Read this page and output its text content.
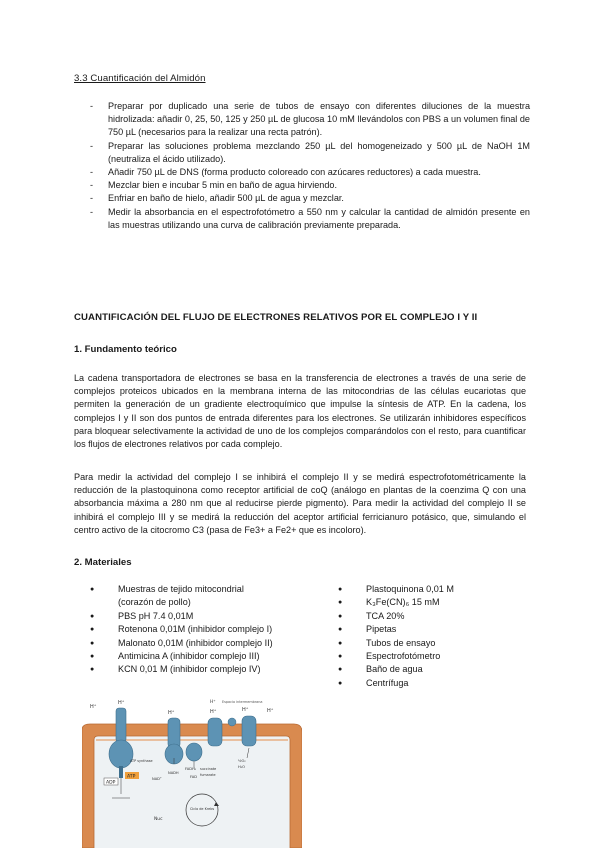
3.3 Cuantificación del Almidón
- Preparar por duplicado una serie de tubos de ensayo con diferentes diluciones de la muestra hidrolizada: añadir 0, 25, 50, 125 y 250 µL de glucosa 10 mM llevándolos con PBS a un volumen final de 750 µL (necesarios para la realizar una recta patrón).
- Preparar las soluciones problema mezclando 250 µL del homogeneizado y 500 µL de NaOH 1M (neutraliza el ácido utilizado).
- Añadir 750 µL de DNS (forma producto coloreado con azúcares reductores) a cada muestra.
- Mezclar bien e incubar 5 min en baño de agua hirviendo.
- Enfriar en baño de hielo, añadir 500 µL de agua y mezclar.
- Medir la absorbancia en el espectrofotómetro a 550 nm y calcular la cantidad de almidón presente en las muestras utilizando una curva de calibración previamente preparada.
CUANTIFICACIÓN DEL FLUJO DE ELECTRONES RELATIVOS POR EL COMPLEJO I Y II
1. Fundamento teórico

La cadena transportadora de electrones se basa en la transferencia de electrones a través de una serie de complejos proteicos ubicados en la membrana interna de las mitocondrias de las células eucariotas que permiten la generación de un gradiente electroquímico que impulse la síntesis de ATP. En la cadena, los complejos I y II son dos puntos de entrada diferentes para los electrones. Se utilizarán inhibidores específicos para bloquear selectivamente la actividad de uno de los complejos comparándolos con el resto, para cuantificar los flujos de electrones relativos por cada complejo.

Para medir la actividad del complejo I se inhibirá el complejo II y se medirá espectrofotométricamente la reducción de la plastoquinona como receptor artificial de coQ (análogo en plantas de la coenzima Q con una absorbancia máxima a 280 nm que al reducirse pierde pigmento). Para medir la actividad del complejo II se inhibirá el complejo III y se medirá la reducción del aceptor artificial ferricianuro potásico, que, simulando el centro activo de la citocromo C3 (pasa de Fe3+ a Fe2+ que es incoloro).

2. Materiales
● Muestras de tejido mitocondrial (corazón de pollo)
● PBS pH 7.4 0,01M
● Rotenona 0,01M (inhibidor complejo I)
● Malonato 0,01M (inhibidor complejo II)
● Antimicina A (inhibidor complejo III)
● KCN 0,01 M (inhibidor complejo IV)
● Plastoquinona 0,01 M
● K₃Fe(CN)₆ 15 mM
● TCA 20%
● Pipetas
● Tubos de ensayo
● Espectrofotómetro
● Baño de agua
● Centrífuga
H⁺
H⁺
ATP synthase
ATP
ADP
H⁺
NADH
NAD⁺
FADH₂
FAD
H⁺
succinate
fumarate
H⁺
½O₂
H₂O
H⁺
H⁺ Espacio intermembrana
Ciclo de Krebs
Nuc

▸ EXERCISE INSTRUCTIONS
Retype the whole listing, keeping every line identical and omitting all pictures.

▸ RESPONSE TO THIS EXERCISE
Read this page and output its text content.
3.3 Cuantificación del Almidón
- Preparar por duplicado una serie de tubos de ensayo con diferentes diluciones de la muestra hidrolizada: añadir 0, 25, 50, 125 y 250 µL de glucosa 10 mM llevándolos con PBS a un volumen final de 750 µL (necesarios para la realizar una recta patrón).
- Preparar las soluciones problema mezclando 250 µL del homogeneizado y 500 µL de NaOH 1M (neutraliza el ácido utilizado).
- Añadir 750 µL de DNS (forma producto coloreado con azúcares reductores) a cada muestra.
- Mezclar bien e incubar 5 min en baño de agua hirviendo.
- Enfriar en baño de hielo, añadir 500 µL de agua y mezclar.
- Medir la absorbancia en el espectrofotómetro a 550 nm y calcular la cantidad de almidón presente en las muestras utilizando una curva de calibración previamente preparada.
CUANTIFICACIÓN DEL FLUJO DE ELECTRONES RELATIVOS POR EL COMPLEJO I Y II
1. Fundamento teórico

La cadena transportadora de electrones se basa en la transferencia de electrones a través de una serie de complejos proteicos ubicados en la membrana interna de las mitocondrias de las células eucariotas que permiten la generación de un gradiente electroquímico que impulse la síntesis de ATP. En la cadena, los complejos I y II son dos puntos de entrada diferentes para los electrones. Se utilizarán inhibidores específicos para bloquear selectivamente la actividad de uno de los complejos comparándolos con el resto, para cuantificar los flujos de electrones relativos por cada complejo.

Para medir la actividad del complejo I se inhibirá el complejo II y se medirá espectrofotométricamente la reducción de la plastoquinona como receptor artificial de coQ (análogo en plantas de la coenzima Q con una absorbancia máxima a 280 nm que al reducirse pierde pigmento). Para medir la actividad del complejo II se inhibirá el complejo III y se medirá la reducción del aceptor artificial ferricianuro potásico, que, simulando el centro activo de la citocromo C3 (pasa de Fe3+ a Fe2+ que es incoloro).

2. Materiales
● Muestras de tejido mitocondrial (corazón de pollo)
● PBS pH 7.4 0,01M
● Rotenona 0,01M (inhibidor complejo I)
● Malonato 0,01M (inhibidor complejo II)
● Antimicina A (inhibidor complejo III)
● KCN 0,01 M (inhibidor complejo IV)
● Plastoquinona 0,01 M
● K₃Fe(CN)₆ 15 mM
● TCA 20%
● Pipetas
● Tubos de ensayo
● Espectrofotómetro
● Baño de agua
● Centrífuga
H⁺
H⁺
ATP synthase
ATP
ADP
H⁺
NADH
NAD⁺
FADH₂
FAD
H⁺
succinate
fumarate
H⁺
½O₂
H₂O
H⁺
H⁺ Espacio intermembrana
Ciclo de Krebs
Nuc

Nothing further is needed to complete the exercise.